DATA ENTRIES:
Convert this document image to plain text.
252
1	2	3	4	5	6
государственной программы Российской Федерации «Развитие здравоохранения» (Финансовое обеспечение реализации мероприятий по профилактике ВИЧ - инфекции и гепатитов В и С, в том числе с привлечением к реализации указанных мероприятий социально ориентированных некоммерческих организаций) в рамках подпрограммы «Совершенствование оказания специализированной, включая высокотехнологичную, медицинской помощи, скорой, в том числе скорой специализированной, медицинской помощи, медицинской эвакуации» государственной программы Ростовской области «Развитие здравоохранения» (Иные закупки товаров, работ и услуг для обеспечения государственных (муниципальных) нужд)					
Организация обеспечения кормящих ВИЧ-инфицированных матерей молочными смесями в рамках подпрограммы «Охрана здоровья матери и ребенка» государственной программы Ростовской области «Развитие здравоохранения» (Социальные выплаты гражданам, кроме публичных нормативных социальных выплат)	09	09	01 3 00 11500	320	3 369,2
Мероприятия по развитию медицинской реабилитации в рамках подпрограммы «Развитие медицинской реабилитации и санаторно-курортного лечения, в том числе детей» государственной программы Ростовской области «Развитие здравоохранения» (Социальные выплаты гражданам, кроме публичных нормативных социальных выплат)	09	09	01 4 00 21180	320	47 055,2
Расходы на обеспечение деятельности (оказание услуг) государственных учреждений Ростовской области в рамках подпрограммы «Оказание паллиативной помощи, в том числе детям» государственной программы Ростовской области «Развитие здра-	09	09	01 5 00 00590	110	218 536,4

REQUIREMENT:
Scan the material above. Copy each line that holds the word "числе".

SOLUTION TO THIS PROBLEM:
государственной программы Российской Федерации «Развитие здравоохранения» (Финансовое обеспечение реализации мероприятий по профилактике ВИЧ - инфекции и гепатитов В и С, в том числе с привлечением к реализации указанных мероприятий социально ориентированных некоммерческих организаций) в рамках подпрограммы «Совершенствование оказания специализированной, включая высокотехнологичную, медицинской помощи, скорой, в том числе скорой специализированной, медицинской помощи, медицинской эвакуации» государственной программы Ростовской области «Развитие здравоохранения» (Иные закупки товаров, работ и услуг для обеспечения государственных (муниципальных) нужд)					
Мероприятия по развитию медицинской реабилитации в рамках подпрограммы «Развитие медицинской реабилитации и санаторно-курортного лечения, в том числе детей» государственной программы Ростовской области «Развитие здравоохранения» (Социальные выплаты гражданам, кроме публичных нормативных социальных выплат)	09	09	01 4 00 21180	320	47 055,2
Расходы на обеспечение деятельности (оказание услуг) государственных учреждений Ростовской области в рамках подпрограммы «Оказание паллиативной помощи, в том числе детям» государственной программы Ростовской области «Развитие здра-	09	09	01 5 00 00590	110	218 536,4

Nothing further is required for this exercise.